(Figure dataset records)
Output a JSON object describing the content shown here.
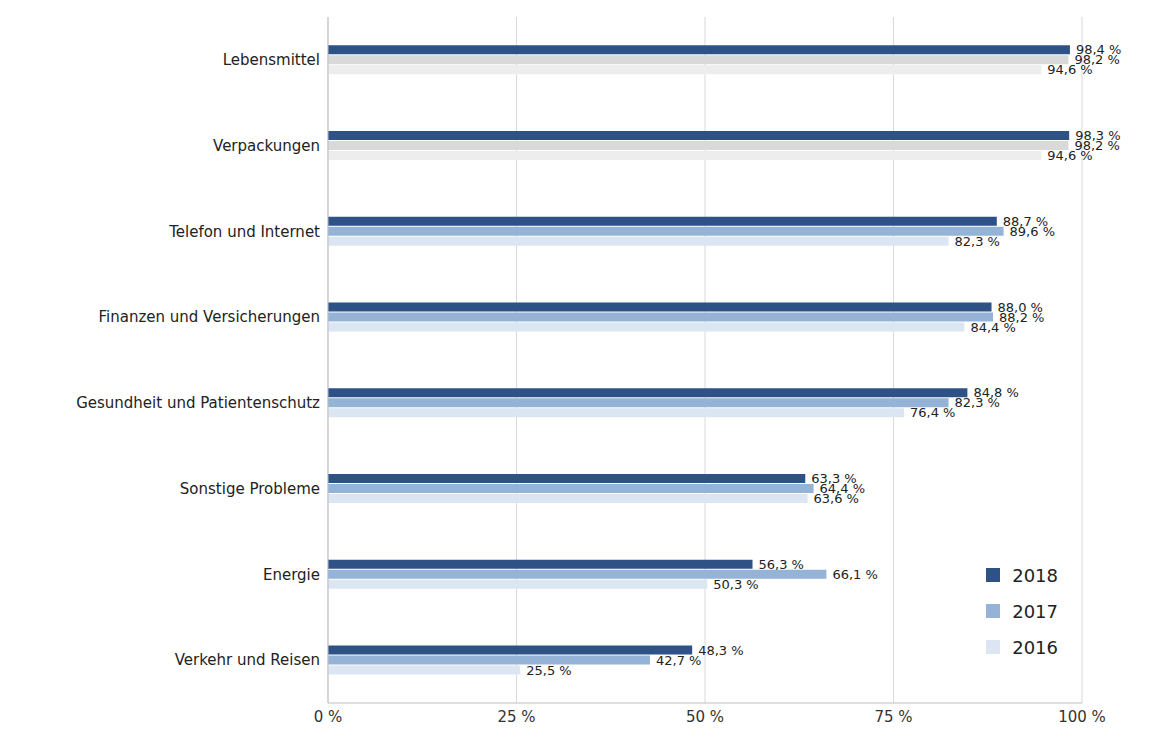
{
  "chart_data": {
    "type": "bar",
    "orientation": "horizontal",
    "categories": [
      "Lebensmittel",
      "Verpackungen",
      "Telefon und Internet",
      "Finanzen und Versicherungen",
      "Gesundheit und Patientenschutz",
      "Sonstige Probleme",
      "Energie",
      "Verkehr und Reisen"
    ],
    "series": [
      {
        "name": "2018",
        "color": "#2E5186",
        "values": [
          98.4,
          98.3,
          88.7,
          88.0,
          84.8,
          63.3,
          56.3,
          48.3
        ],
        "value_labels": [
          "98,4 %",
          "98,3 %",
          "88,7 %",
          "88,0 %",
          "84,8 %",
          "63,3 %",
          "56,3 %",
          "48,3 %"
        ]
      },
      {
        "name": "2017",
        "color": "#95B3D7",
        "colors": [
          "#D9D9D9",
          "#D9D9D9",
          "#95B3D7",
          "#95B3D7",
          "#95B3D7",
          "#95B3D7",
          "#95B3D7",
          "#95B3D7"
        ],
        "values": [
          98.2,
          98.2,
          89.6,
          88.2,
          82.3,
          64.4,
          66.1,
          42.7
        ],
        "value_labels": [
          "98,2 %",
          "98,2 %",
          "89,6 %",
          "88,2 %",
          "82,3 %",
          "64,4 %",
          "66,1 %",
          "42,7 %"
        ]
      },
      {
        "name": "2016",
        "color": "#DCE6F2",
        "colors": [
          "#EDEDED",
          "#EDEDED",
          "#DCE6F2",
          "#DCE6F2",
          "#DCE6F2",
          "#DCE6F2",
          "#DCE6F2",
          "#DCE6F2"
        ],
        "values": [
          94.6,
          94.6,
          82.3,
          84.4,
          76.4,
          63.6,
          50.3,
          25.5
        ],
        "value_labels": [
          "94,6 %",
          "94,6 %",
          "82,3 %",
          "84,4 %",
          "76,4 %",
          "63,6 %",
          "50,3 %",
          "25,5 %"
        ]
      }
    ],
    "xlim": [
      0,
      100
    ],
    "xticks": [
      {
        "value": 0,
        "label": "0 %"
      },
      {
        "value": 25,
        "label": "25 %"
      },
      {
        "value": 50,
        "label": "50 %"
      },
      {
        "value": 75,
        "label": "75 %"
      },
      {
        "value": 100,
        "label": "100 %"
      }
    ],
    "grid": true,
    "data_labels": true,
    "legend": "lower right"
  }
}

## EXERCISE TASK:
Transcribe the whole listing exactly. Pictures are excluded.

## REPLY TO THE EXERCISE:
Output a JSON object describing the content shown here.
{
  "chart_data": {
    "type": "bar",
    "orientation": "horizontal",
    "categories": [
      "Lebensmittel",
      "Verpackungen",
      "Telefon und Internet",
      "Finanzen und Versicherungen",
      "Gesundheit und Patientenschutz",
      "Sonstige Probleme",
      "Energie",
      "Verkehr und Reisen"
    ],
    "series": [
      {
        "name": "2018",
        "color": "#2E5186",
        "values": [
          98.4,
          98.3,
          88.7,
          88.0,
          84.8,
          63.3,
          56.3,
          48.3
        ],
        "value_labels": [
          "98,4 %",
          "98,3 %",
          "88,7 %",
          "88,0 %",
          "84,8 %",
          "63,3 %",
          "56,3 %",
          "48,3 %"
        ]
      },
      {
        "name": "2017",
        "color": "#95B3D7",
        "colors": [
          "#D9D9D9",
          "#D9D9D9",
          "#95B3D7",
          "#95B3D7",
          "#95B3D7",
          "#95B3D7",
          "#95B3D7",
          "#95B3D7"
        ],
        "values": [
          98.2,
          98.2,
          89.6,
          88.2,
          82.3,
          64.4,
          66.1,
          42.7
        ],
        "value_labels": [
          "98,2 %",
          "98,2 %",
          "89,6 %",
          "88,2 %",
          "82,3 %",
          "64,4 %",
          "66,1 %",
          "42,7 %"
        ]
      },
      {
        "name": "2016",
        "color": "#DCE6F2",
        "colors": [
          "#EDEDED",
          "#EDEDED",
          "#DCE6F2",
          "#DCE6F2",
          "#DCE6F2",
          "#DCE6F2",
          "#DCE6F2",
          "#DCE6F2"
        ],
        "values": [
          94.6,
          94.6,
          82.3,
          84.4,
          76.4,
          63.6,
          50.3,
          25.5
        ],
        "value_labels": [
          "94,6 %",
          "94,6 %",
          "82,3 %",
          "84,4 %",
          "76,4 %",
          "63,6 %",
          "50,3 %",
          "25,5 %"
        ]
      }
    ],
    "xlim": [
      0,
      100
    ],
    "xticks": [
      {
        "value": 0,
        "label": "0 %"
      },
      {
        "value": 25,
        "label": "25 %"
      },
      {
        "value": 50,
        "label": "50 %"
      },
      {
        "value": 75,
        "label": "75 %"
      },
      {
        "value": 100,
        "label": "100 %"
      }
    ],
    "grid": true,
    "data_labels": true,
    "legend": "lower right"
  }
}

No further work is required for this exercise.